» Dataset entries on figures
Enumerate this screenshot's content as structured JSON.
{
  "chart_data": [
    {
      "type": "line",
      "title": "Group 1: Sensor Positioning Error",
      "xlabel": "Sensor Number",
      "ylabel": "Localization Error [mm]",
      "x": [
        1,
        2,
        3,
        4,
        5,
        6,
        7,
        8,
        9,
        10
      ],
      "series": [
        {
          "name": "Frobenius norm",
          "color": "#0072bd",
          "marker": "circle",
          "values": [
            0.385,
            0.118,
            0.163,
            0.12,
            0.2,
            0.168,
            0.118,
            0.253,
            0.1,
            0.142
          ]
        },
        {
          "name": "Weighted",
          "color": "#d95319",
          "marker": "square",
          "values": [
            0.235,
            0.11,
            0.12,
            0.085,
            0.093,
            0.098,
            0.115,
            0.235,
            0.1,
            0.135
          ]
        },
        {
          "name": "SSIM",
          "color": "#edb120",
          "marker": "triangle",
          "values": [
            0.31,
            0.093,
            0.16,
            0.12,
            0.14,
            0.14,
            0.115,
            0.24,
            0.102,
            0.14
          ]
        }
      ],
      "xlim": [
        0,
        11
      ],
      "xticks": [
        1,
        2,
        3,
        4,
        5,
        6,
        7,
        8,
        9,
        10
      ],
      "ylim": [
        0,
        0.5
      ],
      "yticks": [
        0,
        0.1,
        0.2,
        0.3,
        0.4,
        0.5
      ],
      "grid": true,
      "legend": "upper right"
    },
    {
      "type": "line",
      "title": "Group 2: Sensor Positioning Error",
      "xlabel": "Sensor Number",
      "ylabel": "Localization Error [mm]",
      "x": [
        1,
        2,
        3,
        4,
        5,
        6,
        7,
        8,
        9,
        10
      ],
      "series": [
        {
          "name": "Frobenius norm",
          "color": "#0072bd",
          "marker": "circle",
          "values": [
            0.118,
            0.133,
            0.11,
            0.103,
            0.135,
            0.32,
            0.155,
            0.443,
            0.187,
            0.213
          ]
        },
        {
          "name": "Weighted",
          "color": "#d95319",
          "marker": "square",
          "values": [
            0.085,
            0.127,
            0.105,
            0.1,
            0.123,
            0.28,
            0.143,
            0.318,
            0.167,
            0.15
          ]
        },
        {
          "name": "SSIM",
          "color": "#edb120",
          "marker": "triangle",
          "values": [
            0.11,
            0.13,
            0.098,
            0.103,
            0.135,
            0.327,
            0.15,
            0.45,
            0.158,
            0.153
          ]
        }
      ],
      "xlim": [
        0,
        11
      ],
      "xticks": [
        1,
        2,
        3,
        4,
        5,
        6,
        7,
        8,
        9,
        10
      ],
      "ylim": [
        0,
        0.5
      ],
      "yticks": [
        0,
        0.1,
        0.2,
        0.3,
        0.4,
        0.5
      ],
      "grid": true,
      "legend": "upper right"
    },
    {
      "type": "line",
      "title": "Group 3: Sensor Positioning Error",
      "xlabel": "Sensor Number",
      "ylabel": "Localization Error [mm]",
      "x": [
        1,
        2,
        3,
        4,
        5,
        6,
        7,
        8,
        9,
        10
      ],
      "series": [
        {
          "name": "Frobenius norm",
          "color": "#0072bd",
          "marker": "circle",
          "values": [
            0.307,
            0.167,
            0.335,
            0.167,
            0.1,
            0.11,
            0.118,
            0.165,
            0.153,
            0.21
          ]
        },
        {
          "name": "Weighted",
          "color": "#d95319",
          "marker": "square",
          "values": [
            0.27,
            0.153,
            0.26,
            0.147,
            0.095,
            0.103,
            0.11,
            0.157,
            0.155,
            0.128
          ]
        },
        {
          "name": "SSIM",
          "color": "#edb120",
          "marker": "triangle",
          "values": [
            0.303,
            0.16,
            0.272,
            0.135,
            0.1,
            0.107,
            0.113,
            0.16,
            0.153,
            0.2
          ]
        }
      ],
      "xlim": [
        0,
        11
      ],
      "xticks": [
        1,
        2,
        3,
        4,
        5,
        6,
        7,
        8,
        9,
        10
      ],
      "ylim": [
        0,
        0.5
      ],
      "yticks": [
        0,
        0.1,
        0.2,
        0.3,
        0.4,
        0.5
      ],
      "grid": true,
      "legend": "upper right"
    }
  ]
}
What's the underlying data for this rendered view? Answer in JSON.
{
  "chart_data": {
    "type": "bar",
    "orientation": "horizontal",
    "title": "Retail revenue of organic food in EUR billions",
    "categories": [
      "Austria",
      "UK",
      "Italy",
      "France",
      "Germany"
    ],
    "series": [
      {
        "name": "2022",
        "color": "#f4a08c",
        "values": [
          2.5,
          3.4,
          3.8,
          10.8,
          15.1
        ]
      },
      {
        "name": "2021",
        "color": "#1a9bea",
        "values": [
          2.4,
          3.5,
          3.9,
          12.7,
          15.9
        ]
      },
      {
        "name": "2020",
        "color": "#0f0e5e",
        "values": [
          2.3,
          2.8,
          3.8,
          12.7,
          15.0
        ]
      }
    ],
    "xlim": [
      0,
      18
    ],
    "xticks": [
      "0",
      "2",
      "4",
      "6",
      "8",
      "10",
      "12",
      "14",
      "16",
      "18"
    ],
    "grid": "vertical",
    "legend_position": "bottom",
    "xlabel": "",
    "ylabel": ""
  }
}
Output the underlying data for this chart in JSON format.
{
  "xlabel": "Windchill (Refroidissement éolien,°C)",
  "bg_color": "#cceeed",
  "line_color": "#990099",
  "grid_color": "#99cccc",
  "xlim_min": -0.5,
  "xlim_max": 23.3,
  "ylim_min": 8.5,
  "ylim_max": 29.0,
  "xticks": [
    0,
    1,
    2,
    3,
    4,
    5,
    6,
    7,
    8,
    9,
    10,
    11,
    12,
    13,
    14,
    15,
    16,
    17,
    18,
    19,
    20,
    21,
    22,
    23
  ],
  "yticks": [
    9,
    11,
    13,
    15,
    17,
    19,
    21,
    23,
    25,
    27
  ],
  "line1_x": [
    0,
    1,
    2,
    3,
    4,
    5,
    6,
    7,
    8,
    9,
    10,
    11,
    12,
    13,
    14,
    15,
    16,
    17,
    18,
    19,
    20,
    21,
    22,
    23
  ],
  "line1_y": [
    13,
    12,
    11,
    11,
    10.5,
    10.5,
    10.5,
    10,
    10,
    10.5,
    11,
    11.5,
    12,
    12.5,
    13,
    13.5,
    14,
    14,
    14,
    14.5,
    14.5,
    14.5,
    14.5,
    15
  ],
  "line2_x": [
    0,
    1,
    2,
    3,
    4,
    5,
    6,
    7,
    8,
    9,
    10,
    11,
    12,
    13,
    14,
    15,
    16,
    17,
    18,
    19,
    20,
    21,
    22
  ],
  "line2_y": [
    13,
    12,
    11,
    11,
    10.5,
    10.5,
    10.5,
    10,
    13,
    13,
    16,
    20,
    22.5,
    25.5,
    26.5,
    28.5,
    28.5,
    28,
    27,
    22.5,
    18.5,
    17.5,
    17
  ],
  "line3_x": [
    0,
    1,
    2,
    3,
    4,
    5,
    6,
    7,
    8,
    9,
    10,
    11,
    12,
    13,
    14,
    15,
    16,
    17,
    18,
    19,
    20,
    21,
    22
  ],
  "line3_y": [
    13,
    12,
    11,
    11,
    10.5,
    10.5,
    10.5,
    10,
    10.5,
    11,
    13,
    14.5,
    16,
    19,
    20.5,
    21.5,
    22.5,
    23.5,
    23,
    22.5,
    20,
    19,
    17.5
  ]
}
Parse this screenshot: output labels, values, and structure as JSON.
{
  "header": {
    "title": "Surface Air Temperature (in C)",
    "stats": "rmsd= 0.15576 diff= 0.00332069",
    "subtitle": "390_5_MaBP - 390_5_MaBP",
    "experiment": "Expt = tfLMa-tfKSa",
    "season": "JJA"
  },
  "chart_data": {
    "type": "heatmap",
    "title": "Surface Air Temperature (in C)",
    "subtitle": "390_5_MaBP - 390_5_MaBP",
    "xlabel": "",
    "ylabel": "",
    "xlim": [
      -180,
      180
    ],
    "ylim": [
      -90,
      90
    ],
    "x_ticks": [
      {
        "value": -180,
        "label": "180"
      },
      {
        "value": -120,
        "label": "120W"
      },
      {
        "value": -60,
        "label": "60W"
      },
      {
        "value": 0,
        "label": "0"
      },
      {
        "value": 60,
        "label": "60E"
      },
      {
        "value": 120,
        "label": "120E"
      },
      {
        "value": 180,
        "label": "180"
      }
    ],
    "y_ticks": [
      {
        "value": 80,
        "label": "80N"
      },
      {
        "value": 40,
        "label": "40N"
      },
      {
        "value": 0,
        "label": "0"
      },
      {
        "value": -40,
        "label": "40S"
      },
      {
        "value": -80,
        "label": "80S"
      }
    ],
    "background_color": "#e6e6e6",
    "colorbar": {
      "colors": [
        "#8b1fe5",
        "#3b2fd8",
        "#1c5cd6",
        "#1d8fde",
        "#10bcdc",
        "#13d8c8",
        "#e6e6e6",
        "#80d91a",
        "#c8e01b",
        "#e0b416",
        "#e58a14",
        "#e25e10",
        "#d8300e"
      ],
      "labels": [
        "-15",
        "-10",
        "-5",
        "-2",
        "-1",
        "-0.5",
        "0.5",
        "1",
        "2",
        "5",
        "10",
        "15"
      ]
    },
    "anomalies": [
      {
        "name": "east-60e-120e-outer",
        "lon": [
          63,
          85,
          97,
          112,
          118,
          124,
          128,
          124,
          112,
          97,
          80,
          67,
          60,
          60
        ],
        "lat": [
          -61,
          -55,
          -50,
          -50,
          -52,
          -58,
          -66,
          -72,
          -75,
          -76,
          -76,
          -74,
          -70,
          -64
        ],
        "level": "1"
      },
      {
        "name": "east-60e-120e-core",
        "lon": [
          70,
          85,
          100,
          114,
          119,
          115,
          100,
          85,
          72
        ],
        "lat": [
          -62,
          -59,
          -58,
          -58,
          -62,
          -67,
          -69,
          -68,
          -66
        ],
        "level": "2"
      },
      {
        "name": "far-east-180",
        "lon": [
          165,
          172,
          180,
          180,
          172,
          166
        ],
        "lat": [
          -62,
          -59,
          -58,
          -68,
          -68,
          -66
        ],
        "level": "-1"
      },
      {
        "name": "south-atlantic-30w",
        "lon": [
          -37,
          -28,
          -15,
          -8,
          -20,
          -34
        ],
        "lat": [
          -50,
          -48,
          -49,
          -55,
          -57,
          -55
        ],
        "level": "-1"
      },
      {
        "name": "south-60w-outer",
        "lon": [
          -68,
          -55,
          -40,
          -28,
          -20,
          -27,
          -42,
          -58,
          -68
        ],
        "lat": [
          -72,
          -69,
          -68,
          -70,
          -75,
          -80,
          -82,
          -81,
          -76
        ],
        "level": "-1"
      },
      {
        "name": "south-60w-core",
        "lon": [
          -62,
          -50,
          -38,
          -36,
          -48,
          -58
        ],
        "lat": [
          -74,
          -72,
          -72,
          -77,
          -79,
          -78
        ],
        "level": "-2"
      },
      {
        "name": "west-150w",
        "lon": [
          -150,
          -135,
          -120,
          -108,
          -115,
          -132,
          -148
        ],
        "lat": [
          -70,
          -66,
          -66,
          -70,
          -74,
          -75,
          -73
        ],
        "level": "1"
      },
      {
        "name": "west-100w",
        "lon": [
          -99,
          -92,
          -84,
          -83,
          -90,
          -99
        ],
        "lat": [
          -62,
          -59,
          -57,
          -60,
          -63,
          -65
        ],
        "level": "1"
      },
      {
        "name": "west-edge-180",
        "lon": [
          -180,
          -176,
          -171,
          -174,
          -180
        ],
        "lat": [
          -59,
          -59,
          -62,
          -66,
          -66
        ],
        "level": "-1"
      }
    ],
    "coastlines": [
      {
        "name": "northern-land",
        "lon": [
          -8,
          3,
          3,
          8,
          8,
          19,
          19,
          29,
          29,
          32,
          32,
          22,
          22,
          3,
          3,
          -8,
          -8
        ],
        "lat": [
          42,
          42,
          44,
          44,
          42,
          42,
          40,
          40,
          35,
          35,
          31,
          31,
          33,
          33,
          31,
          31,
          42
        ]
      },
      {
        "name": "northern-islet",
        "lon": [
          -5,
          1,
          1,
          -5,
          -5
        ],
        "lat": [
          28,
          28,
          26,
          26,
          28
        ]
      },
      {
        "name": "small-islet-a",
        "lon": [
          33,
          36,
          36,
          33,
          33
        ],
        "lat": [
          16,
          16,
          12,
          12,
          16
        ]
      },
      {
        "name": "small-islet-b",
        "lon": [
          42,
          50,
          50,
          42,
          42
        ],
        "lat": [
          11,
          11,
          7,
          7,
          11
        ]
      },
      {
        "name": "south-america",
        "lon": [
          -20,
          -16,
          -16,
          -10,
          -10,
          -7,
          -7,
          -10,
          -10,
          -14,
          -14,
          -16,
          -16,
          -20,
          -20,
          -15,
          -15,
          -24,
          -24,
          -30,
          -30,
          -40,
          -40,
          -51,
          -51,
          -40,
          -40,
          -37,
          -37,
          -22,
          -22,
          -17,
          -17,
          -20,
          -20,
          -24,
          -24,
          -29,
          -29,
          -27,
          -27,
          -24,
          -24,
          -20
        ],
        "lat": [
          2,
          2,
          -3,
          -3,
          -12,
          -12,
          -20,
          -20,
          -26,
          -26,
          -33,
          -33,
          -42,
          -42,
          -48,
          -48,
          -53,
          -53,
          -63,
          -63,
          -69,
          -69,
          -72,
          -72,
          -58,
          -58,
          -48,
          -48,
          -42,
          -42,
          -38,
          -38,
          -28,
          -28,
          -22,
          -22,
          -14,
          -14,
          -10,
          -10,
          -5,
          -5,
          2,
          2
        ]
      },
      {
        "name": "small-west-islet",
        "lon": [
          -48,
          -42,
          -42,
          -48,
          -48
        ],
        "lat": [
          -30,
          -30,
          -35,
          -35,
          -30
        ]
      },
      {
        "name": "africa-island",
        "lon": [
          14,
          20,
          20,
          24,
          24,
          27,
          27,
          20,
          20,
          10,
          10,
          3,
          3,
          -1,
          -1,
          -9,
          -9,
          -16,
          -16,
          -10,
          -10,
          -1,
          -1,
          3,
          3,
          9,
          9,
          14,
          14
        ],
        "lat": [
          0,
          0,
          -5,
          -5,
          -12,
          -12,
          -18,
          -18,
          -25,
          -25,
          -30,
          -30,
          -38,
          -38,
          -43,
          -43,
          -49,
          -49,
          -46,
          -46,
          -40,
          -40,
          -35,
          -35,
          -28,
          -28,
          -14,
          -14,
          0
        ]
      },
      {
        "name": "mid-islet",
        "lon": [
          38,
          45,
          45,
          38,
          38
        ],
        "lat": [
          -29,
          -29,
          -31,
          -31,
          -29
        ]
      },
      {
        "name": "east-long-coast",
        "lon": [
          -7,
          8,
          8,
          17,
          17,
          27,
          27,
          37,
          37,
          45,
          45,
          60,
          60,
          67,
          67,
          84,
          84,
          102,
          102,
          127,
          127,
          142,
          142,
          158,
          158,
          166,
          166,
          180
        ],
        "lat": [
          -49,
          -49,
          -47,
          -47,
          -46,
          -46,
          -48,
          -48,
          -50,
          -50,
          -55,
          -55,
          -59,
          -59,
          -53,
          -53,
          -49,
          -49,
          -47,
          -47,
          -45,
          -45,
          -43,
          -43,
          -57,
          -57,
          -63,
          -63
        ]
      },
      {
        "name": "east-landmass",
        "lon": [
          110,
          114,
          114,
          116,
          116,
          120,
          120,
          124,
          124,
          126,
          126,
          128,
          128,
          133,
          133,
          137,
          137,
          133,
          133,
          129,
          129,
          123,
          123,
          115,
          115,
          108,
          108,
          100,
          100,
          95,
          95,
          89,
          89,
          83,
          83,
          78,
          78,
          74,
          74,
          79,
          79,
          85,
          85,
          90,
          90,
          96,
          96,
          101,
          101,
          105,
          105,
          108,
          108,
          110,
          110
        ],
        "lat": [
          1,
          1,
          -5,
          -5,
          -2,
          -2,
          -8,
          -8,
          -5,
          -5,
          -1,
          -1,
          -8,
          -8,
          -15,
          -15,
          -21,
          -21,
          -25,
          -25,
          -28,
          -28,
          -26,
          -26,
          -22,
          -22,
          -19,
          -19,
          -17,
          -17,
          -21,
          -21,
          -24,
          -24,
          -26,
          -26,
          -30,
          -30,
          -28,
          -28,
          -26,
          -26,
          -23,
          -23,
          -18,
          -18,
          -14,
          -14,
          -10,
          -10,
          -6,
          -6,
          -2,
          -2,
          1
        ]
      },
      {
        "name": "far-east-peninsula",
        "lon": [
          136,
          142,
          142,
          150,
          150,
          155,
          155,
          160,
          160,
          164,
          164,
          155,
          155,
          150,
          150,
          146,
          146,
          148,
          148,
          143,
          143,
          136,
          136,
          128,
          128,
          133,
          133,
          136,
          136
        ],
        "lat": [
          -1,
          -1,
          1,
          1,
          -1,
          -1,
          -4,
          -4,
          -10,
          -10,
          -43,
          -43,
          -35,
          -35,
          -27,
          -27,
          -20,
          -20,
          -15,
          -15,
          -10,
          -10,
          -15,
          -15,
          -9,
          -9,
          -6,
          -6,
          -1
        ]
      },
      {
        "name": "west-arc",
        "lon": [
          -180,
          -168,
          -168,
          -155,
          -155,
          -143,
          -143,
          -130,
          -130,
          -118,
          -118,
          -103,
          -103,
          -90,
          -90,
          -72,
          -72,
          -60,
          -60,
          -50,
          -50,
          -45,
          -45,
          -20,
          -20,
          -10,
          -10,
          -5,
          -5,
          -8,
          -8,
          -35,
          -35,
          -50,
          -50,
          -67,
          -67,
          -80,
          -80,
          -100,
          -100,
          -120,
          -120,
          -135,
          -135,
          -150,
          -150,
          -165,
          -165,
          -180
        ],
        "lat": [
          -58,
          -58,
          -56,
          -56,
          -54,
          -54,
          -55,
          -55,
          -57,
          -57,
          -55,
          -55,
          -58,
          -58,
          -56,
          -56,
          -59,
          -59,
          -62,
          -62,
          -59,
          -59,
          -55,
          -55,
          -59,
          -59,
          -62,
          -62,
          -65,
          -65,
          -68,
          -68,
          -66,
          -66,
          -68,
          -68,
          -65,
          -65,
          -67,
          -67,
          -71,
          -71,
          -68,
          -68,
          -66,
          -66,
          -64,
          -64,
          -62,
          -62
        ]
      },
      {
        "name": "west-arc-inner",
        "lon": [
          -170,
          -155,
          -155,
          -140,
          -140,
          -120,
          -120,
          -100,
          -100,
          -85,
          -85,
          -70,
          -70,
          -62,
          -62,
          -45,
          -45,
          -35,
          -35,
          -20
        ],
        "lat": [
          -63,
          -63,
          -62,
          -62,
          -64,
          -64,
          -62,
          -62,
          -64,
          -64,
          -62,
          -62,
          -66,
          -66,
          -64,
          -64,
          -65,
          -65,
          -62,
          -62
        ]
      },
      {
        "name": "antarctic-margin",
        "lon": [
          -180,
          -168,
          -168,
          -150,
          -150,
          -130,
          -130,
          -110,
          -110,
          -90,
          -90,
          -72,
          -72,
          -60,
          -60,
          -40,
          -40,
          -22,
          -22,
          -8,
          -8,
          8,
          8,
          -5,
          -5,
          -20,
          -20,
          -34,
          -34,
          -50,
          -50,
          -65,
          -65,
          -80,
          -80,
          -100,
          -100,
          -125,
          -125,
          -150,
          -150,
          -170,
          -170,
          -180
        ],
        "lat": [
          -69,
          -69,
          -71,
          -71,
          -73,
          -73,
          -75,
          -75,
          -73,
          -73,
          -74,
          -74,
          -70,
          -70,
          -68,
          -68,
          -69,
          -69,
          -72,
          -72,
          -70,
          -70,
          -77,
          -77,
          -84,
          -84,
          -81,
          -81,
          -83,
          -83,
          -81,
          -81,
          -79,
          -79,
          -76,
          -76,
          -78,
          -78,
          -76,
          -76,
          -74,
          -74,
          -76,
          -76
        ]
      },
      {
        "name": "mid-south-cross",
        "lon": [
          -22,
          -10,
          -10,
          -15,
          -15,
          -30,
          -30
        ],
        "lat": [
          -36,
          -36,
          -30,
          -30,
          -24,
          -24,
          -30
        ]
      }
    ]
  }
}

» Direction
Return all lines containing "Positioning".

» Solution to the problem
      "title": "Group 1: Sensor Positioning Error",
      "title": "Group 2: Sensor Positioning Error",
      "title": "Group 3: Sensor Positioning Error",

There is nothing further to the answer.